— Start of Recorded information —

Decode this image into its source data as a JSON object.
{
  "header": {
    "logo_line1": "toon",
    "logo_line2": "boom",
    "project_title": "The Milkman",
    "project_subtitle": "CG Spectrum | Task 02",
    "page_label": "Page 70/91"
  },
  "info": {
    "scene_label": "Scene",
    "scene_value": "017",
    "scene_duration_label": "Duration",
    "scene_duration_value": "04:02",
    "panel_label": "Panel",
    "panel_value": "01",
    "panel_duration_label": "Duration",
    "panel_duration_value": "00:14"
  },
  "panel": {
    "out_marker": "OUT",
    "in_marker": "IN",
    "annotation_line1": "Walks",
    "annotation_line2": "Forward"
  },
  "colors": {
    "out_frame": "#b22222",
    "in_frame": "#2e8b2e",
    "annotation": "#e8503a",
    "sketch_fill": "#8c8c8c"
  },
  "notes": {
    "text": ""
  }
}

— End of Recorded information —

Exercise prompt: Every line above should be retyped exactly as given.

Task output:
Decode this image into its source data as a JSON object.
{
  "header": {
    "logo_line1": "toon",
    "logo_line2": "boom",
    "project_title": "The Milkman",
    "project_subtitle": "CG Spectrum | Task 02",
    "page_label": "Page 70/91"
  },
  "info": {
    "scene_label": "Scene",
    "scene_value": "017",
    "scene_duration_label": "Duration",
    "scene_duration_value": "04:02",
    "panel_label": "Panel",
    "panel_value": "01",
    "panel_duration_label": "Duration",
    "panel_duration_value": "00:14"
  },
  "panel": {
    "out_marker": "OUT",
    "in_marker": "IN",
    "annotation_line1": "Walks",
    "annotation_line2": "Forward"
  },
  "colors": {
    "out_frame": "#b22222",
    "in_frame": "#2e8b2e",
    "annotation": "#e8503a",
    "sketch_fill": "#8c8c8c"
  },
  "notes": {
    "text": ""
  }
}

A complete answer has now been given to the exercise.